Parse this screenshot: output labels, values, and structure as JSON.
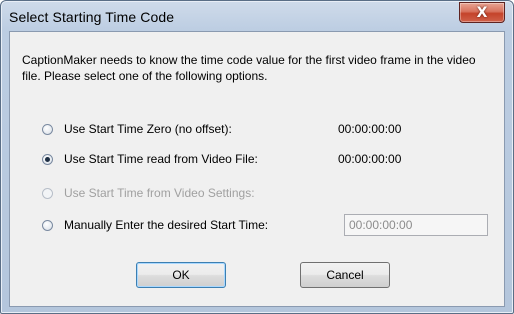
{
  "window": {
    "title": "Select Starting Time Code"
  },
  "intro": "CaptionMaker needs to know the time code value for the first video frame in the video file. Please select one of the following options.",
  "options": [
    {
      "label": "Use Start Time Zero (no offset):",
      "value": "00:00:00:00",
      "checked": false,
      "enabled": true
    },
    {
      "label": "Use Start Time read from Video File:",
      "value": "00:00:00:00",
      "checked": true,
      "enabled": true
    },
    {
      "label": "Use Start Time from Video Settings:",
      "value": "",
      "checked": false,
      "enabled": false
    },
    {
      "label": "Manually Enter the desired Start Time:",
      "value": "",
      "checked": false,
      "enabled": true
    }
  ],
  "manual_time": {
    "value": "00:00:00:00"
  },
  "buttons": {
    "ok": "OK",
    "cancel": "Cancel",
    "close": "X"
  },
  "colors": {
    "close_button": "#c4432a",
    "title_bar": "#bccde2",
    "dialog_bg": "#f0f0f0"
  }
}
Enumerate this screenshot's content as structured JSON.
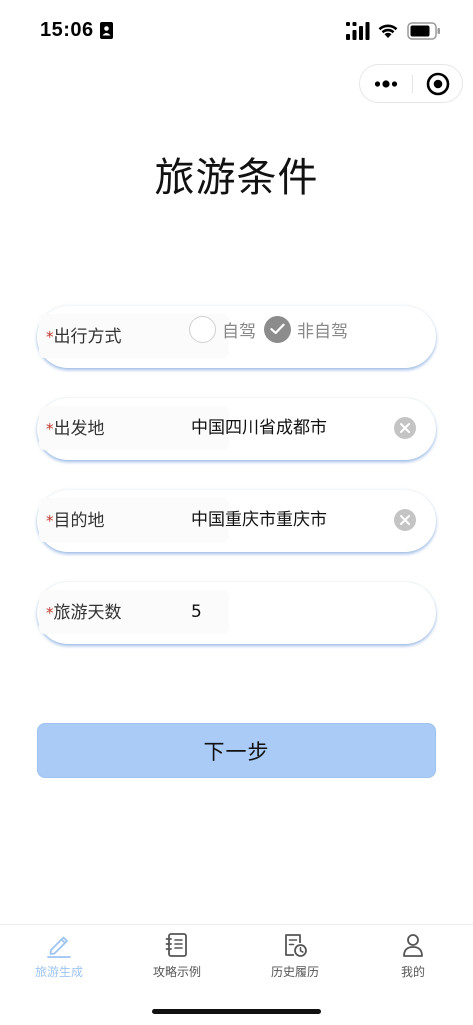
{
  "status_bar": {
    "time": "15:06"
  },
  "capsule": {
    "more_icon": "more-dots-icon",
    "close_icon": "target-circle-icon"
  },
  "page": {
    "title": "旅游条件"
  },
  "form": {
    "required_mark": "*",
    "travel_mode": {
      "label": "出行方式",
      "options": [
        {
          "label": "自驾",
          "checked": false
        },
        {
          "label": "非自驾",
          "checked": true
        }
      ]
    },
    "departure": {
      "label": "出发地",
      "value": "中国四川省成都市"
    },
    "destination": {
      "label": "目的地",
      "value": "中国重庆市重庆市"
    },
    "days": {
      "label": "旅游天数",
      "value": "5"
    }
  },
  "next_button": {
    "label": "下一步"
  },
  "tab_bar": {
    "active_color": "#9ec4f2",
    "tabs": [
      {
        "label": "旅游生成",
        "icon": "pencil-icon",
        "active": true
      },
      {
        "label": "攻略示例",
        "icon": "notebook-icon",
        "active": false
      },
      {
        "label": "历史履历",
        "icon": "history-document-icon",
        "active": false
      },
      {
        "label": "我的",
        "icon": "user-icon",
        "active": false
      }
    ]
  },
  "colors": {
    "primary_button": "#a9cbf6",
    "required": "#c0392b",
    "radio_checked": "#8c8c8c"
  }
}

——

**YOUR GOAL:** Make a word-for-word copy of the entries, without any pictures.

**FINAL RESULT:**
Parse this screenshot: output labels, values, and structure as JSON.
{
  "window": {
    "title": "Select Starting Time Code"
  },
  "intro": "CaptionMaker needs to know the time code value for the first video frame in the video file. Please select one of the following options.",
  "options": [
    {
      "label": "Use Start Time Zero (no offset):",
      "value": "00:00:00:00",
      "checked": false,
      "enabled": true
    },
    {
      "label": "Use Start Time read from Video File:",
      "value": "00:00:00:00",
      "checked": true,
      "enabled": true
    },
    {
      "label": "Use Start Time from Video Settings:",
      "value": "",
      "checked": false,
      "enabled": false
    },
    {
      "label": "Manually Enter the desired Start Time:",
      "value": "",
      "checked": false,
      "enabled": true
    }
  ],
  "manual_time": {
    "value": "00:00:00:00"
  },
  "buttons": {
    "ok": "OK",
    "cancel": "Cancel",
    "close": "X"
  },
  "colors": {
    "close_button": "#c4432a",
    "title_bar": "#bccde2",
    "dialog_bg": "#f0f0f0"
  }
}
Enumerate this screenshot's content as structured JSON.
{
  "status_bar": {
    "time": "15:06"
  },
  "capsule": {
    "more_icon": "more-dots-icon",
    "close_icon": "target-circle-icon"
  },
  "page": {
    "title": "旅游条件"
  },
  "form": {
    "required_mark": "*",
    "travel_mode": {
      "label": "出行方式",
      "options": [
        {
          "label": "自驾",
          "checked": false
        },
        {
          "label": "非自驾",
          "checked": true
        }
      ]
    },
    "departure": {
      "label": "出发地",
      "value": "中国四川省成都市"
    },
    "destination": {
      "label": "目的地",
      "value": "中国重庆市重庆市"
    },
    "days": {
      "label": "旅游天数",
      "value": "5"
    }
  },
  "next_button": {
    "label": "下一步"
  },
  "tab_bar": {
    "active_color": "#9ec4f2",
    "tabs": [
      {
        "label": "旅游生成",
        "icon": "pencil-icon",
        "active": true
      },
      {
        "label": "攻略示例",
        "icon": "notebook-icon",
        "active": false
      },
      {
        "label": "历史履历",
        "icon": "history-document-icon",
        "active": false
      },
      {
        "label": "我的",
        "icon": "user-icon",
        "active": false
      }
    ]
  },
  "colors": {
    "primary_button": "#a9cbf6",
    "required": "#c0392b",
    "radio_checked": "#8c8c8c"
  }
}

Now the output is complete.